→ To do
Below is a block of records; repeat each one exactly.

→ Figure content listings
------------------------------------------------
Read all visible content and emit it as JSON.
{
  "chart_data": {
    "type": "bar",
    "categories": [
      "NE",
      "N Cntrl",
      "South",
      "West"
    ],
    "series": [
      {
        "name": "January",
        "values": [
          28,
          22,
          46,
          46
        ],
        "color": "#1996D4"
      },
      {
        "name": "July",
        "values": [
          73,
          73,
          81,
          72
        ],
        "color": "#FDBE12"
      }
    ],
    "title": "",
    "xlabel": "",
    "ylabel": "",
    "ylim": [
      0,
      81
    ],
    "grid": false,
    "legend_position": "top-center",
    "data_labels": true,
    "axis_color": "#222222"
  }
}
------------------------------------------------
→ Task output
Read all visible content and emit it as JSON.
{
  "chart_data": {
    "type": "bar",
    "categories": [
      "NE",
      "N Cntrl",
      "South",
      "West"
    ],
    "series": [
      {
        "name": "January",
        "values": [
          28,
          22,
          46,
          46
        ],
        "color": "#1996D4"
      },
      {
        "name": "July",
        "values": [
          73,
          73,
          81,
          72
        ],
        "color": "#FDBE12"
      }
    ],
    "title": "",
    "xlabel": "",
    "ylabel": "",
    "ylim": [
      0,
      81
    ],
    "grid": false,
    "legend_position": "top-center",
    "data_labels": true,
    "axis_color": "#222222"
  }
}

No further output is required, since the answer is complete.